## AIM:
Retype each entry below, keeping every character the same.

Stored data
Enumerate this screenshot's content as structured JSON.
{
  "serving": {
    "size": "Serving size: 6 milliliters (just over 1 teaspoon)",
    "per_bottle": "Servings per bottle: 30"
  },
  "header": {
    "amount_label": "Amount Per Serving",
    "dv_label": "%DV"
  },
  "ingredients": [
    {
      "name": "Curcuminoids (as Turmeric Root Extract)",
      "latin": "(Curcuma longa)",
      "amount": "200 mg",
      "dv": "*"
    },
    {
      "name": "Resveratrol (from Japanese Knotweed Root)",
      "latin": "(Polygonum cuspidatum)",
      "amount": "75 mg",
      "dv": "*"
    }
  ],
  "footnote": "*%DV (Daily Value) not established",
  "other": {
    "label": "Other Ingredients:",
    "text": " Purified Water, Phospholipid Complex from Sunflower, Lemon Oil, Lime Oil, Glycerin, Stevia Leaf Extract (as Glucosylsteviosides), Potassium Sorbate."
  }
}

## WRITTEN RESPONSE:
Enumerate this screenshot's content as structured JSON.
{
  "serving": {
    "size": "Serving size: 6 milliliters (just over 1 teaspoon)",
    "per_bottle": "Servings per bottle: 30"
  },
  "header": {
    "amount_label": "Amount Per Serving",
    "dv_label": "%DV"
  },
  "ingredients": [
    {
      "name": "Curcuminoids (as Turmeric Root Extract)",
      "latin": "(Curcuma longa)",
      "amount": "200 mg",
      "dv": "*"
    },
    {
      "name": "Resveratrol (from Japanese Knotweed Root)",
      "latin": "(Polygonum cuspidatum)",
      "amount": "75 mg",
      "dv": "*"
    }
  ],
  "footnote": "*%DV (Daily Value) not established",
  "other": {
    "label": "Other Ingredients:",
    "text": " Purified Water, Phospholipid Complex from Sunflower, Lemon Oil, Lime Oil, Glycerin, Stevia Leaf Extract (as Glucosylsteviosides), Potassium Sorbate."
  }
}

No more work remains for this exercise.